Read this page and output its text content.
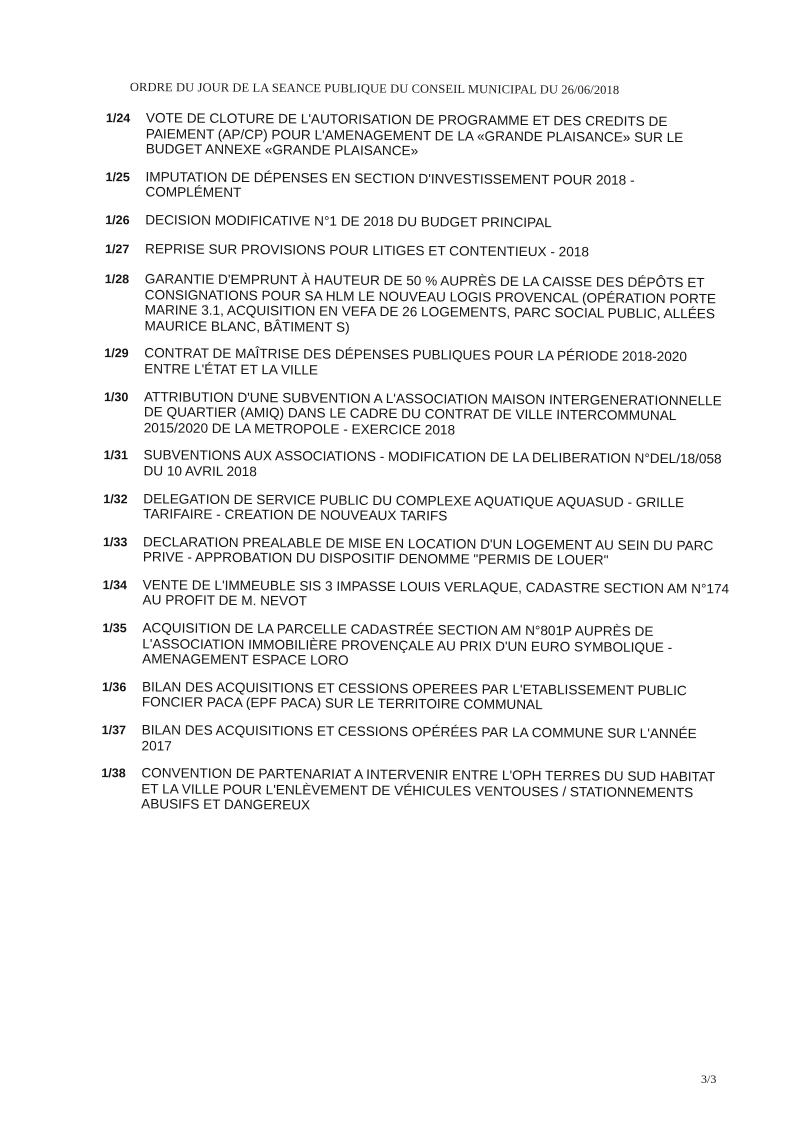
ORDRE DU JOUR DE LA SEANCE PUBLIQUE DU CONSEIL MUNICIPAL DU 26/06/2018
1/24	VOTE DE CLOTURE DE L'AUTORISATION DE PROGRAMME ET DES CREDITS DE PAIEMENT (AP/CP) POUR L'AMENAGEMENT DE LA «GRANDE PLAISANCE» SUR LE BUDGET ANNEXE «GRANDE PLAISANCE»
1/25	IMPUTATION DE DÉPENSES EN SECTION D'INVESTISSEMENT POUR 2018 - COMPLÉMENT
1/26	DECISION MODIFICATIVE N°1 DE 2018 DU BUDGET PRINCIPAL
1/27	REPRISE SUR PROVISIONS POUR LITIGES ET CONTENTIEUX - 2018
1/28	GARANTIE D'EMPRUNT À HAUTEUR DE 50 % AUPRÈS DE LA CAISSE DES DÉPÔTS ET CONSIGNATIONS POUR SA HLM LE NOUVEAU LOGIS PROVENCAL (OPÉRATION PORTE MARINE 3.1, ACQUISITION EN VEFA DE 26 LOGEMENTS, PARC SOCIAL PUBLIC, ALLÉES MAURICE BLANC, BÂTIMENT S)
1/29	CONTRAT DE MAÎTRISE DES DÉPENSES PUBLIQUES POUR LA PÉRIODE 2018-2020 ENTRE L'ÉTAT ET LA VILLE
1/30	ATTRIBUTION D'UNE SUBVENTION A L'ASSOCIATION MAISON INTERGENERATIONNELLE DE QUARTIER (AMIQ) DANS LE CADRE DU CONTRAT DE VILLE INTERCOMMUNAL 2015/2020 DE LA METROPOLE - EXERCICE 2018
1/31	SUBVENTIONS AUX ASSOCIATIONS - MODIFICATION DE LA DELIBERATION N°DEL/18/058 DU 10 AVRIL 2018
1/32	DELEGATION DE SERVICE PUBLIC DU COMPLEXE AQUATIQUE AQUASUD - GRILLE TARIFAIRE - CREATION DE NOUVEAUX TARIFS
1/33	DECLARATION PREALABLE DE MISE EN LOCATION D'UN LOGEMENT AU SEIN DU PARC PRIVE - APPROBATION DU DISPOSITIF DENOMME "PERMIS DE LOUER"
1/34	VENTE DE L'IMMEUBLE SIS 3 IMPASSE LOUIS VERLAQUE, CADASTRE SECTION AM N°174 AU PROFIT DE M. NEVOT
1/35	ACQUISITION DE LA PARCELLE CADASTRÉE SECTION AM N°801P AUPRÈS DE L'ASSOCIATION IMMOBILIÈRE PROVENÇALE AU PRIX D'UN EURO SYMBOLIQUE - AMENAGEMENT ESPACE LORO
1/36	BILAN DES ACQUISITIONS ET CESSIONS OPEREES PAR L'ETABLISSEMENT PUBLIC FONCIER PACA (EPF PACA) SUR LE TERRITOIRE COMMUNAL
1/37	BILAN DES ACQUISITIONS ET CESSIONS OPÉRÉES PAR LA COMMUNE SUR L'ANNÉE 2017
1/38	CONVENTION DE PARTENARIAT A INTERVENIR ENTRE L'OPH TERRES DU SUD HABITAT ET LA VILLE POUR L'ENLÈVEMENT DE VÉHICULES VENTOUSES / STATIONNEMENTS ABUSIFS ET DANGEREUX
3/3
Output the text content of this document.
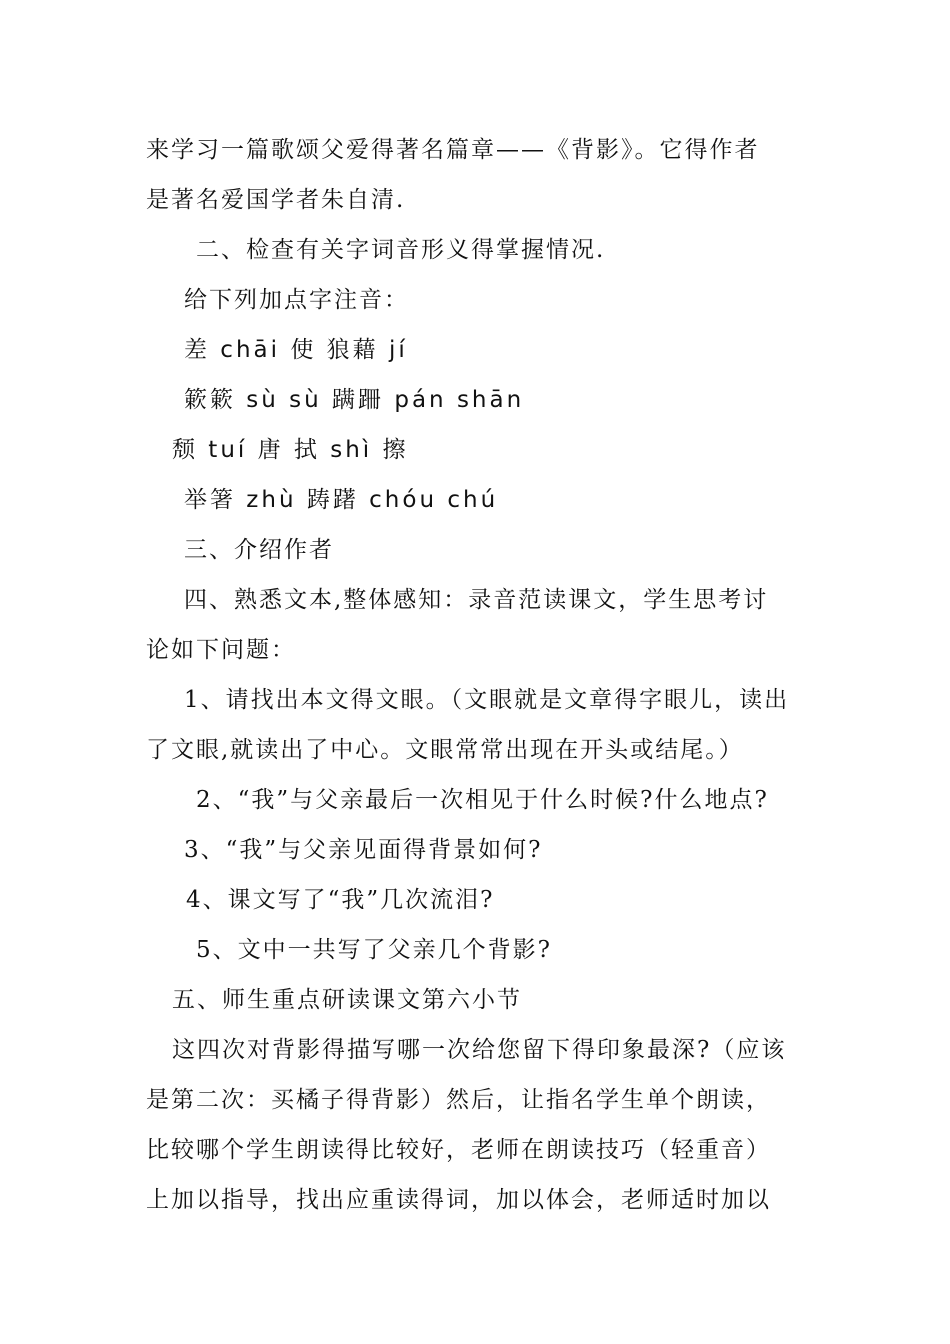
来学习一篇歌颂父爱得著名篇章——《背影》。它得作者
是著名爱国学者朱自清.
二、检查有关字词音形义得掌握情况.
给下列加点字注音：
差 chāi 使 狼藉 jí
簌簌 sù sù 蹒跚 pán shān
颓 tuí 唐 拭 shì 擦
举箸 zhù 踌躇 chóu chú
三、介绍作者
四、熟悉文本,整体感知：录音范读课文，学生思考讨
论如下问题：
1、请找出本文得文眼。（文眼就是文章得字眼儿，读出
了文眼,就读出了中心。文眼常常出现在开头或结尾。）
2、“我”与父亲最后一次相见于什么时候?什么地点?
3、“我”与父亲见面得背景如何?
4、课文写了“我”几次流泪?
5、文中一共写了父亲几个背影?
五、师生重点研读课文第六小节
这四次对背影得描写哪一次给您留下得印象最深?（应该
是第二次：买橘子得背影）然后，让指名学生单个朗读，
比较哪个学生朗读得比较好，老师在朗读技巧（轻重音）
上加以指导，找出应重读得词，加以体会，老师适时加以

⁂

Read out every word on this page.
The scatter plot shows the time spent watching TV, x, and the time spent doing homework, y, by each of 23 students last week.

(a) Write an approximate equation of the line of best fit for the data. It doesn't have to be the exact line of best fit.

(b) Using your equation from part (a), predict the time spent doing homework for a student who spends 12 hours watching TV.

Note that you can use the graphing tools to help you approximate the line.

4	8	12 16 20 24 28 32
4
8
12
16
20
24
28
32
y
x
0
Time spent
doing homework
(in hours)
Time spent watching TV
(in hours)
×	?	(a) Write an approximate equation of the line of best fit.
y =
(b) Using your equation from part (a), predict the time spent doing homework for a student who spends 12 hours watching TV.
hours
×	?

⁂

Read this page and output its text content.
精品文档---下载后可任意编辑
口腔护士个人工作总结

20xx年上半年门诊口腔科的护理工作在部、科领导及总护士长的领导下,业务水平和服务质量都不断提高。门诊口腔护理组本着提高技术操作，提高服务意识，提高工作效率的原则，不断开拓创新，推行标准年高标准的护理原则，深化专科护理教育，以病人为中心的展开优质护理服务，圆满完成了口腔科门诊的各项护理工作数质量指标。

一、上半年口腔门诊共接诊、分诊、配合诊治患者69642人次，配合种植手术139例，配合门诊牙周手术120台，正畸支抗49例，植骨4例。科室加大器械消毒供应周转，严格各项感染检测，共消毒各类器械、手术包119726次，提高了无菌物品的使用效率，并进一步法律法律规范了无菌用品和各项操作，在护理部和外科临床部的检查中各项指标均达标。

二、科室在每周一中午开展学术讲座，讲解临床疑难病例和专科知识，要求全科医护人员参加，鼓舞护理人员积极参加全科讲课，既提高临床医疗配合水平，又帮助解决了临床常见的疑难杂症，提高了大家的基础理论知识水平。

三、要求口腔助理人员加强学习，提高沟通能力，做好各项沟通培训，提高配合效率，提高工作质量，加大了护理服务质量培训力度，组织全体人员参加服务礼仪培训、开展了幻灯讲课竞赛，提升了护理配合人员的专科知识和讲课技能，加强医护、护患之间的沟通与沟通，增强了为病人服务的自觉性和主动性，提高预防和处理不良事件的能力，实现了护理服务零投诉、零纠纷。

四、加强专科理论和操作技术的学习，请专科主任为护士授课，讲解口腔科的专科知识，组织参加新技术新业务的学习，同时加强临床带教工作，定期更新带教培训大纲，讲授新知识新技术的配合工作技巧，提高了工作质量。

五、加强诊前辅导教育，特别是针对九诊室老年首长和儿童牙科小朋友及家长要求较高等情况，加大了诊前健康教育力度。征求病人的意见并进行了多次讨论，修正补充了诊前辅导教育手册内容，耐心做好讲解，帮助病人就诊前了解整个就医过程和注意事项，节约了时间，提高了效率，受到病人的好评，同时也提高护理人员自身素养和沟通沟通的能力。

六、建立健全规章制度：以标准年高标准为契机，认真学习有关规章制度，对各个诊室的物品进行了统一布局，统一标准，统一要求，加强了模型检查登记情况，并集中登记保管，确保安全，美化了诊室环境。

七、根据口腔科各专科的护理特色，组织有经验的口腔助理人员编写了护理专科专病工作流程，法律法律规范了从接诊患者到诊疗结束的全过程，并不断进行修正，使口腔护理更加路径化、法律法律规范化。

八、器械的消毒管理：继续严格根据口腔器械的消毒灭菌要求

⁂

* _Aim_: Your answer should be a single number: the count of lines in the data that include the word "DÉPENSES".

* _Solution_: 2